• Exercise aim
All records below must be retyped exactly.

• Exercise material
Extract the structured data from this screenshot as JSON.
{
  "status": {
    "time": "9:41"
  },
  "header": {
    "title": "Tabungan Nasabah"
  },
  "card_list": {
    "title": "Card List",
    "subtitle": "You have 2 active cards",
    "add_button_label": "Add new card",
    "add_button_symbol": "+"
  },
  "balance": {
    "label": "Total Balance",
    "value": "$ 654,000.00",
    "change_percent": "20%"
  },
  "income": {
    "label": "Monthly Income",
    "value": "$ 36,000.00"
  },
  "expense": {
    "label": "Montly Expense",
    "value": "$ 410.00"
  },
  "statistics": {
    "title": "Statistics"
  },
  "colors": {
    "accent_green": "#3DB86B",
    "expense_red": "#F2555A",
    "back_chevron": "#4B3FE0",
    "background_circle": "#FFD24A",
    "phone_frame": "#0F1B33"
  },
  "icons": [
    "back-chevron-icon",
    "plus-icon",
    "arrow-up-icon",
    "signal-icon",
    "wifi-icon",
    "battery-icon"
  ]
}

• Solution to this exercise
Extract the structured data from this screenshot as JSON.
{
  "status": {
    "time": "9:41"
  },
  "header": {
    "title": "Tabungan Nasabah"
  },
  "card_list": {
    "title": "Card List",
    "subtitle": "You have 2 active cards",
    "add_button_label": "Add new card",
    "add_button_symbol": "+"
  },
  "balance": {
    "label": "Total Balance",
    "value": "$ 654,000.00",
    "change_percent": "20%"
  },
  "income": {
    "label": "Monthly Income",
    "value": "$ 36,000.00"
  },
  "expense": {
    "label": "Montly Expense",
    "value": "$ 410.00"
  },
  "statistics": {
    "title": "Statistics"
  },
  "colors": {
    "accent_green": "#3DB86B",
    "expense_red": "#F2555A",
    "back_chevron": "#4B3FE0",
    "background_circle": "#FFD24A",
    "phone_frame": "#0F1B33"
  },
  "icons": [
    "back-chevron-icon",
    "plus-icon",
    "arrow-up-icon",
    "signal-icon",
    "wifi-icon",
    "battery-icon"
  ]
}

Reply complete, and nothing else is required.